> _Directive_:
Copy all lines in which the word "Африку" can be found.

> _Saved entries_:
◇ ◇ ◇ ◇

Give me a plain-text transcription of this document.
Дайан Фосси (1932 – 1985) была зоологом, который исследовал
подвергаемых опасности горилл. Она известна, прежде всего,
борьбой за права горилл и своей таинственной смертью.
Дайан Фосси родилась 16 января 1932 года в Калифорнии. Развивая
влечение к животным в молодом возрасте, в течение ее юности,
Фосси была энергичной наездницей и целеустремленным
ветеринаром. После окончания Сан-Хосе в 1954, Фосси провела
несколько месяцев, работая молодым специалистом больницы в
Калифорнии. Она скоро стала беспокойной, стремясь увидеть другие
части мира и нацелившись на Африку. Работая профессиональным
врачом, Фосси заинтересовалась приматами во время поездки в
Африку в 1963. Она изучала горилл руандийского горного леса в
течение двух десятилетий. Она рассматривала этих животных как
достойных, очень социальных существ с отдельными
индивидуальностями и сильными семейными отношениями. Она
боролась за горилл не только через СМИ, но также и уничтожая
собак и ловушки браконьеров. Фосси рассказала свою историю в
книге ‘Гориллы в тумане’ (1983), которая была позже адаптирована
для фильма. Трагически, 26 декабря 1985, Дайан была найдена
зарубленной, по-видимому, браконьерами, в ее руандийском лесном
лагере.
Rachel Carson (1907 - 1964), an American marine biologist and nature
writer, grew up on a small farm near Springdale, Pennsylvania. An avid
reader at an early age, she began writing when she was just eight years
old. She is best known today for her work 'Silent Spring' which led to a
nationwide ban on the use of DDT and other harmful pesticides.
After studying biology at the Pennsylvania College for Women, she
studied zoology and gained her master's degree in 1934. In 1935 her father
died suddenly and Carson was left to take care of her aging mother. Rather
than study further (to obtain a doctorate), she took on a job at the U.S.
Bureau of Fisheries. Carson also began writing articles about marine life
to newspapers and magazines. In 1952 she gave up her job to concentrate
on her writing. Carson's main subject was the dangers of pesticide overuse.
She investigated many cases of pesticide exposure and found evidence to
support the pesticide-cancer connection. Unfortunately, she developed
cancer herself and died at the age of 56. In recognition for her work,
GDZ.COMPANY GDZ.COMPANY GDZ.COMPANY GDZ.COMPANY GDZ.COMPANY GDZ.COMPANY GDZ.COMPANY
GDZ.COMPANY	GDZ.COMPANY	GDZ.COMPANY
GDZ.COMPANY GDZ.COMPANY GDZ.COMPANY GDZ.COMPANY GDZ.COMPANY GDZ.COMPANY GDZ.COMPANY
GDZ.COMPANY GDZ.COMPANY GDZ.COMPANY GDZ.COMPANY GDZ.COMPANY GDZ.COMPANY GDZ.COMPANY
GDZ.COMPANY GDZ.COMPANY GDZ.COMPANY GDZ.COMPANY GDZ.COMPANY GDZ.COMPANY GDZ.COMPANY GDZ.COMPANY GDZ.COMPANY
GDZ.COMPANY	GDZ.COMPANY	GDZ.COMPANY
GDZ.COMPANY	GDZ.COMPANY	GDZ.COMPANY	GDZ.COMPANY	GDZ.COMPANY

◇ ◇ ◇ ◇

> _Answer_:
части мира и нацелившись на Африку. Работая профессиональным
Африку в 1963. Она изучала горилл руандийского горного леса в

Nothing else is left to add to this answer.